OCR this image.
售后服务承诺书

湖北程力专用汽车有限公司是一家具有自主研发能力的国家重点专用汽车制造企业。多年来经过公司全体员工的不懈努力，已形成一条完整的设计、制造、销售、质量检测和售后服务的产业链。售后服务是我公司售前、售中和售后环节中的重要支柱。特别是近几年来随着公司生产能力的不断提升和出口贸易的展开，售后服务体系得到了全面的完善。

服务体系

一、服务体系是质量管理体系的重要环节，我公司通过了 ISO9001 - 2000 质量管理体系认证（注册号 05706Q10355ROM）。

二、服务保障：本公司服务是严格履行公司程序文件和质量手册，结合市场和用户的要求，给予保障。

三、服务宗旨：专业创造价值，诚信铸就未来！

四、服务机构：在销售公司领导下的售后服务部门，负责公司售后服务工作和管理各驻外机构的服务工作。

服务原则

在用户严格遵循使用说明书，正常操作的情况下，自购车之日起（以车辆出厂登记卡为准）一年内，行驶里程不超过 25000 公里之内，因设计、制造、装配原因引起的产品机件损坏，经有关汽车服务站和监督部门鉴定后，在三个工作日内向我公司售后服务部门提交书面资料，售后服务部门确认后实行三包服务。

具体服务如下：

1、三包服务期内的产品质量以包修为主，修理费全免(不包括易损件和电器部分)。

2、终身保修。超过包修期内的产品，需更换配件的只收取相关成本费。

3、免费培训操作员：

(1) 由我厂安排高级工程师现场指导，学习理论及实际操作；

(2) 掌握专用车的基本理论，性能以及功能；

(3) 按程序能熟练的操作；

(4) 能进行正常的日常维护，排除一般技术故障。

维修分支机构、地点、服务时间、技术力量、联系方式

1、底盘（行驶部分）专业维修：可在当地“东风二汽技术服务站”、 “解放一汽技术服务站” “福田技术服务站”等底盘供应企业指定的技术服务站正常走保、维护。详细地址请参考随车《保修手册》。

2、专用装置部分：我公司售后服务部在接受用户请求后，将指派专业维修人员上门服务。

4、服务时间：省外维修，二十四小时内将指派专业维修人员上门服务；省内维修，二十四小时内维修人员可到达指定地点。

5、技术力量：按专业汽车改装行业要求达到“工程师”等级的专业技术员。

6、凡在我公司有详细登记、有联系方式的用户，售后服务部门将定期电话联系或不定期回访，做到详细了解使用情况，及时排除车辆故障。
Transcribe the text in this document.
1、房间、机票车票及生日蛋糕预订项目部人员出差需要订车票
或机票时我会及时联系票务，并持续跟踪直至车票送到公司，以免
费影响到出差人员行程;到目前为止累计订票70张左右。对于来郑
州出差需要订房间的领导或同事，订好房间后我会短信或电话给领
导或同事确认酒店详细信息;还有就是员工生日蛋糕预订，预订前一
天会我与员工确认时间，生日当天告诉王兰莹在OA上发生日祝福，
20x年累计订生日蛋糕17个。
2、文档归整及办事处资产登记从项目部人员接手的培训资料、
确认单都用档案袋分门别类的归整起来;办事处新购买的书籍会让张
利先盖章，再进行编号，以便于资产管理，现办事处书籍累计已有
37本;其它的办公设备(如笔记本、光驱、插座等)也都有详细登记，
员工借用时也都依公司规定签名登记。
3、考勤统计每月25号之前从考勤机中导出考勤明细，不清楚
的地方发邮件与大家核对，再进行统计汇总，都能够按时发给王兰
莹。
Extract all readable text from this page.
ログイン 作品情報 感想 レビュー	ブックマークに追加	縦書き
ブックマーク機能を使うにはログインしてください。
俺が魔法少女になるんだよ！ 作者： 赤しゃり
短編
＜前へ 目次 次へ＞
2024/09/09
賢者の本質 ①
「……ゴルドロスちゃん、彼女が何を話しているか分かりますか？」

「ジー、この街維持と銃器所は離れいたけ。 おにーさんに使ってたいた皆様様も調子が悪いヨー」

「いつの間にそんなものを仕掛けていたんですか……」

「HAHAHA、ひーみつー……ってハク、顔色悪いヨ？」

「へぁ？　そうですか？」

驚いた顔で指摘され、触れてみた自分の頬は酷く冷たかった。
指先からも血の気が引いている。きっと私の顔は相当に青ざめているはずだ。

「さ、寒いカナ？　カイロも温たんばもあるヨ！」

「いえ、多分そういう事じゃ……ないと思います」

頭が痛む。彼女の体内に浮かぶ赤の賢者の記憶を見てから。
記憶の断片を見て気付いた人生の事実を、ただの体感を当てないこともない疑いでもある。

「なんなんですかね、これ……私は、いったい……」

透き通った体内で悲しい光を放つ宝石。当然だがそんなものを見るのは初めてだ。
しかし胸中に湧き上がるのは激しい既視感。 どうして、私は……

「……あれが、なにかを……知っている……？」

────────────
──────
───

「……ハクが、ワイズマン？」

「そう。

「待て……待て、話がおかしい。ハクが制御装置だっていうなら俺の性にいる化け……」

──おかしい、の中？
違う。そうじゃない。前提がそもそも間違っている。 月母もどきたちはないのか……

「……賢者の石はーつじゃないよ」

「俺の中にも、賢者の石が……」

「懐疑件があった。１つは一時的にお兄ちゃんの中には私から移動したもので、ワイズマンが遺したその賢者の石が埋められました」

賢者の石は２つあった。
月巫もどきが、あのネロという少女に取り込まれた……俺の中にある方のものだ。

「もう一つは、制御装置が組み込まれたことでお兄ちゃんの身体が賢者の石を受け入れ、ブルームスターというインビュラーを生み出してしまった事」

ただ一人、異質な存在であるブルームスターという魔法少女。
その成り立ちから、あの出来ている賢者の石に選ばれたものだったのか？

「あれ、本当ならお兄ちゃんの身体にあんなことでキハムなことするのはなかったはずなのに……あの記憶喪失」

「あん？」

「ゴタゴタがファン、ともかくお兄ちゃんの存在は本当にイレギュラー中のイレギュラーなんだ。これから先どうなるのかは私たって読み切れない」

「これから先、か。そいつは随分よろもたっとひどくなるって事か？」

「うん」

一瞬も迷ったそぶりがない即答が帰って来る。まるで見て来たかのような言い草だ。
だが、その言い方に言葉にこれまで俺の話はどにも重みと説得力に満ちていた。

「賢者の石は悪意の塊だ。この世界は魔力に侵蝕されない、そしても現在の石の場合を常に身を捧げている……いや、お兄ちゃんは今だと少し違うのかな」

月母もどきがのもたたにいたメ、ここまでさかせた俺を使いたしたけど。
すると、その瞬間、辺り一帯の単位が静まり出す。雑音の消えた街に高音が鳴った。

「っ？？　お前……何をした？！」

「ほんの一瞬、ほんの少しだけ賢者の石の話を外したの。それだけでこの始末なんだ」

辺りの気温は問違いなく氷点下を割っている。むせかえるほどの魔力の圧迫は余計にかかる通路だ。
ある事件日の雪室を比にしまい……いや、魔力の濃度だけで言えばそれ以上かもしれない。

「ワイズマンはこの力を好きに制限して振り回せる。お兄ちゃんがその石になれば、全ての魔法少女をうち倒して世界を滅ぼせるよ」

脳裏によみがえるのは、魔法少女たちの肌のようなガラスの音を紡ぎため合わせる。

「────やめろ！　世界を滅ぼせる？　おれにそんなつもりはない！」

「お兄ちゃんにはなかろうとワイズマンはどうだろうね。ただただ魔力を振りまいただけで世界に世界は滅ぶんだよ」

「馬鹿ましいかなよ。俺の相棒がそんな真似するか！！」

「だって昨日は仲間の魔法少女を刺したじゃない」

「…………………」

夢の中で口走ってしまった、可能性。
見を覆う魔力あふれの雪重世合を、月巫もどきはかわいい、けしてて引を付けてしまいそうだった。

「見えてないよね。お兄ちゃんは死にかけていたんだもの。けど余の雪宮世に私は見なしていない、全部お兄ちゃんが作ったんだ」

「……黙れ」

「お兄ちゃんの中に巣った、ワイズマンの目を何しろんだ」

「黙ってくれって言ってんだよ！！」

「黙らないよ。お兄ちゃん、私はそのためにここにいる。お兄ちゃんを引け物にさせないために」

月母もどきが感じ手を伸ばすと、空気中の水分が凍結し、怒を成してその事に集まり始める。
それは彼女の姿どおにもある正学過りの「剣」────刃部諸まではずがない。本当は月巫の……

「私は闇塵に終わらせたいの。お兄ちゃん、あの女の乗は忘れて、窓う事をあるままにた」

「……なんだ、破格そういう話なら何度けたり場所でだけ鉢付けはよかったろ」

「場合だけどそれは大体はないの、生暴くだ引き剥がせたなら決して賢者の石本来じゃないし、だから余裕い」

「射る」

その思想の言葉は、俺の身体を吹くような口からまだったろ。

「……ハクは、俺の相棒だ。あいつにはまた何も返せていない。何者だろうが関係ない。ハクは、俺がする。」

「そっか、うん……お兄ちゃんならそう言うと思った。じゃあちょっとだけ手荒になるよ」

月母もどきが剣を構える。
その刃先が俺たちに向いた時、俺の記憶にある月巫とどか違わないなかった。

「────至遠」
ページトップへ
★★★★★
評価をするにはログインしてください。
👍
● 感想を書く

## What to work on
Using the listing, collect all lines in which the string "text" is found.

## Exercise response
Transcribe the text in this document.
Extract all readable text from this page.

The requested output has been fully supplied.